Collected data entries

• • • • • • •

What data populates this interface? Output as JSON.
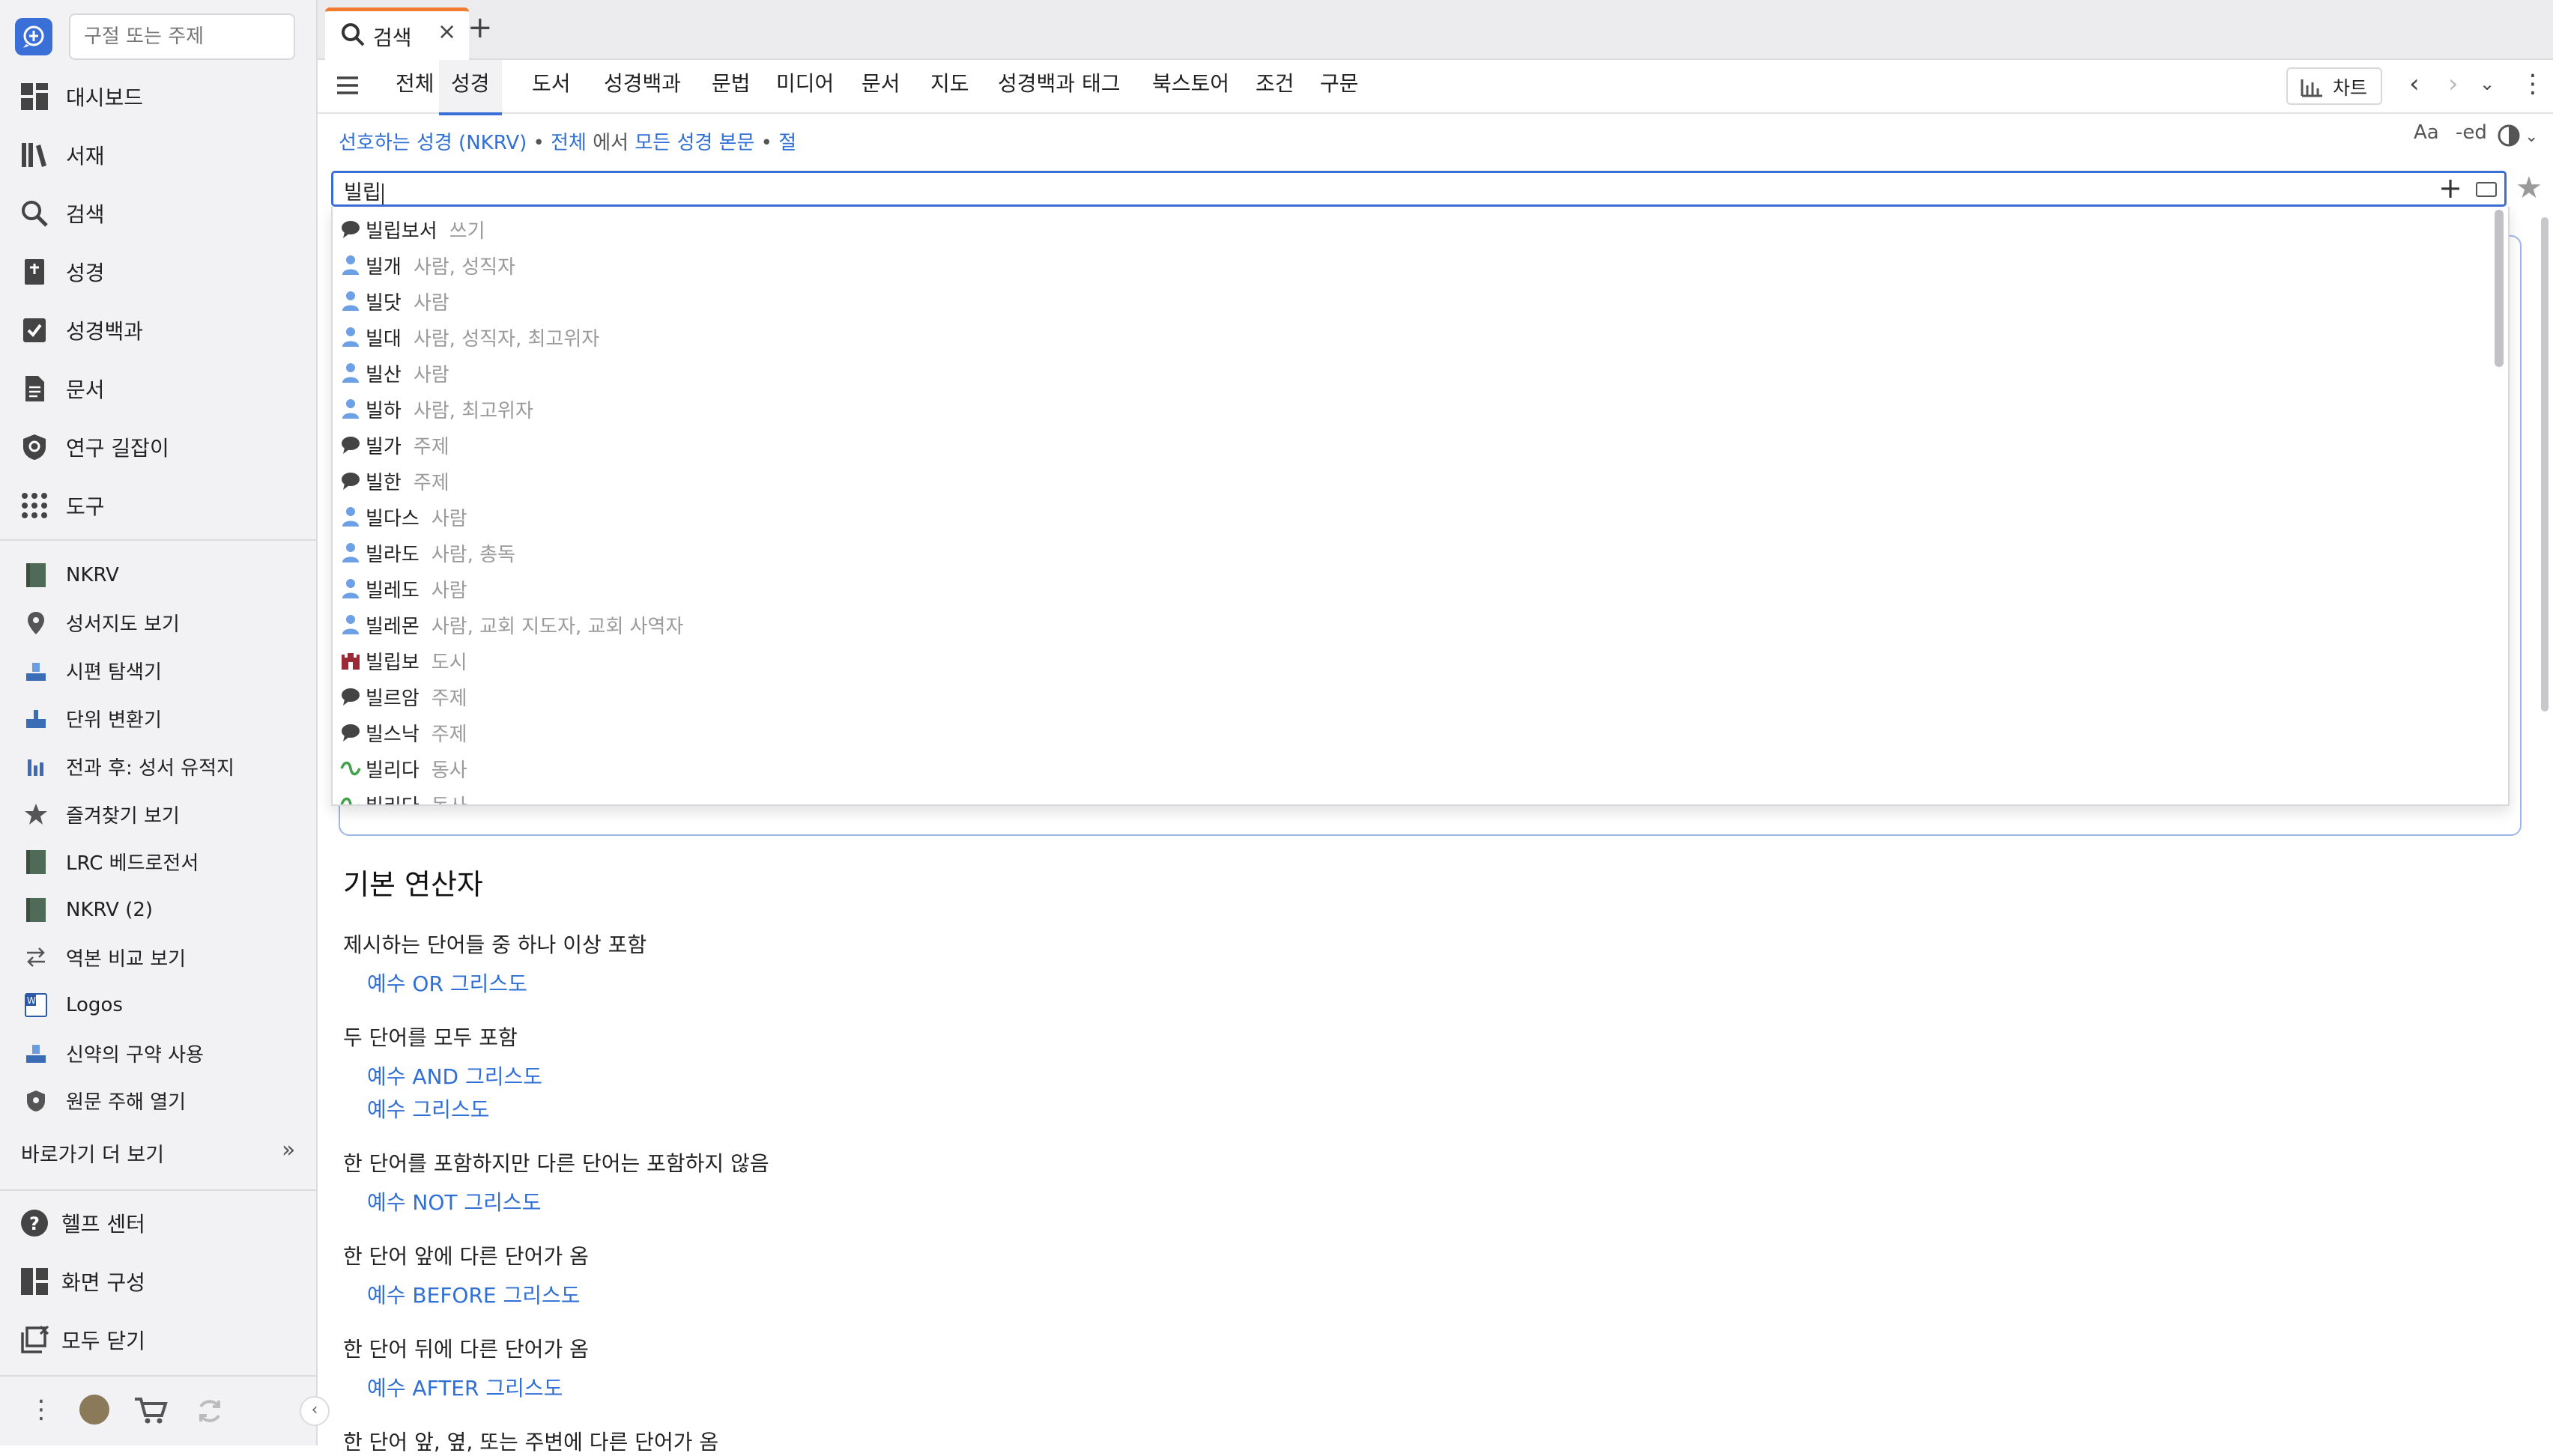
{
  "sidebar": {
    "search_placeholder": "구절 또는 주제",
    "nav": [
      {
        "label": "대시보드",
        "icon": "dashboard-icon"
      },
      {
        "label": "서재",
        "icon": "library-icon"
      },
      {
        "label": "검색",
        "icon": "search-icon"
      },
      {
        "label": "성경",
        "icon": "bible-icon"
      },
      {
        "label": "성경백과",
        "icon": "factbook-icon"
      },
      {
        "label": "문서",
        "icon": "document-icon"
      },
      {
        "label": "연구 길잡이",
        "icon": "guide-icon"
      },
      {
        "label": "도구",
        "icon": "tools-grid-icon"
      }
    ],
    "shortcuts": [
      {
        "label": "NKRV",
        "icon": "book-cover-icon"
      },
      {
        "label": "성서지도 보기",
        "icon": "map-pin-icon"
      },
      {
        "label": "시편 탐색기",
        "icon": "explorer-icon"
      },
      {
        "label": "단위 변환기",
        "icon": "converter-icon"
      },
      {
        "label": "전과 후: 성서 유적지",
        "icon": "sites-icon"
      },
      {
        "label": "즐겨찾기 보기",
        "icon": "star-icon"
      },
      {
        "label": "LRC 베드로전서",
        "icon": "book-cover-icon"
      },
      {
        "label": "NKRV (2)",
        "icon": "book-cover-icon"
      },
      {
        "label": "역본 비교 보기",
        "icon": "compare-arrows-icon"
      },
      {
        "label": "Logos",
        "icon": "word-doc-icon"
      },
      {
        "label": "신약의 구약 사용",
        "icon": "explorer-icon"
      },
      {
        "label": "원문 주해 열기",
        "icon": "shield-icon"
      }
    ],
    "more_label": "바로가기 더 보기",
    "footer": [
      {
        "label": "헬프 센터",
        "icon": "help-icon"
      },
      {
        "label": "화면 구성",
        "icon": "layout-icon"
      },
      {
        "label": "모두 닫기",
        "icon": "close-all-icon"
      }
    ]
  },
  "tabs": [
    {
      "label": "검색"
    }
  ],
  "toolbar": {
    "tabs": [
      "전체",
      "성경",
      "도서",
      "성경백과",
      "문법",
      "미디어",
      "문서",
      "지도",
      "성경백과 태그",
      "북스토어",
      "조건",
      "구문"
    ],
    "active_index": 1,
    "chart_label": "차트"
  },
  "breadcrumb": {
    "bible": "선호하는 성경 (NKRV)",
    "sep1": " • ",
    "scope": "전체",
    "in": " 에서 ",
    "range": "모든 성경 본문",
    "sep2": " • ",
    "unit": "절"
  },
  "right_tools": {
    "font": "Aa",
    "edit": "-ed"
  },
  "search": {
    "value": "빌립"
  },
  "suggestions": [
    {
      "term": "빌립보서",
      "category": "쓰기",
      "icon": "topic-bubble-icon"
    },
    {
      "term": "빌개",
      "category": "사람, 성직자",
      "icon": "person-icon"
    },
    {
      "term": "빌닷",
      "category": "사람",
      "icon": "person-icon"
    },
    {
      "term": "빌대",
      "category": "사람, 성직자, 최고위자",
      "icon": "person-icon"
    },
    {
      "term": "빌산",
      "category": "사람",
      "icon": "person-icon"
    },
    {
      "term": "빌하",
      "category": "사람, 최고위자",
      "icon": "person-icon"
    },
    {
      "term": "빌가",
      "category": "주제",
      "icon": "topic-bubble-icon"
    },
    {
      "term": "빌한",
      "category": "주제",
      "icon": "topic-bubble-icon"
    },
    {
      "term": "빌다스",
      "category": "사람",
      "icon": "person-icon"
    },
    {
      "term": "빌라도",
      "category": "사람, 총독",
      "icon": "person-icon"
    },
    {
      "term": "빌레도",
      "category": "사람",
      "icon": "person-icon"
    },
    {
      "term": "빌레몬",
      "category": "사람, 교회 지도자, 교회 사역자",
      "icon": "person-icon"
    },
    {
      "term": "빌립보",
      "category": "도시",
      "icon": "city-icon"
    },
    {
      "term": "빌르암",
      "category": "주제",
      "icon": "topic-bubble-icon"
    },
    {
      "term": "빌스낙",
      "category": "주제",
      "icon": "topic-bubble-icon"
    },
    {
      "term": "빌리다",
      "category": "동사",
      "icon": "verb-icon"
    },
    {
      "term": "빌리다",
      "category": "동사",
      "icon": "verb-icon"
    }
  ],
  "help": {
    "title": "기본 연산자",
    "sections": [
      {
        "heading": "제시하는 단어들 중 하나 이상 포함",
        "examples": [
          "예수 OR 그리스도"
        ]
      },
      {
        "heading": "두 단어를 모두 포함",
        "examples": [
          "예수 AND 그리스도",
          "예수 그리스도"
        ]
      },
      {
        "heading": "한 단어를 포함하지만 다른 단어는 포함하지 않음",
        "examples": [
          "예수 NOT 그리스도"
        ]
      },
      {
        "heading": "한 단어 앞에 다른 단어가 옴",
        "examples": [
          "예수 BEFORE 그리스도"
        ]
      },
      {
        "heading": "한 단어 뒤에 다른 단어가 옴",
        "examples": [
          "예수 AFTER 그리스도"
        ]
      },
      {
        "heading": "한 단어 앞, 옆, 또는 주변에 다른 단어가 옴",
        "examples": []
      }
    ]
  },
  "colors": {
    "accent": "#3b6fd8",
    "link": "#2f6fd6",
    "tab_accent": "#f07b31"
  }
}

• • • • • • •

▸ **Objective**
Copy out every line in the entries above that holds "NKRV".

▸ **Finished exercise**
        "label": "NKRV",
        "label": "NKRV (2)",
    "bible": "선호하는 성경 (NKRV)",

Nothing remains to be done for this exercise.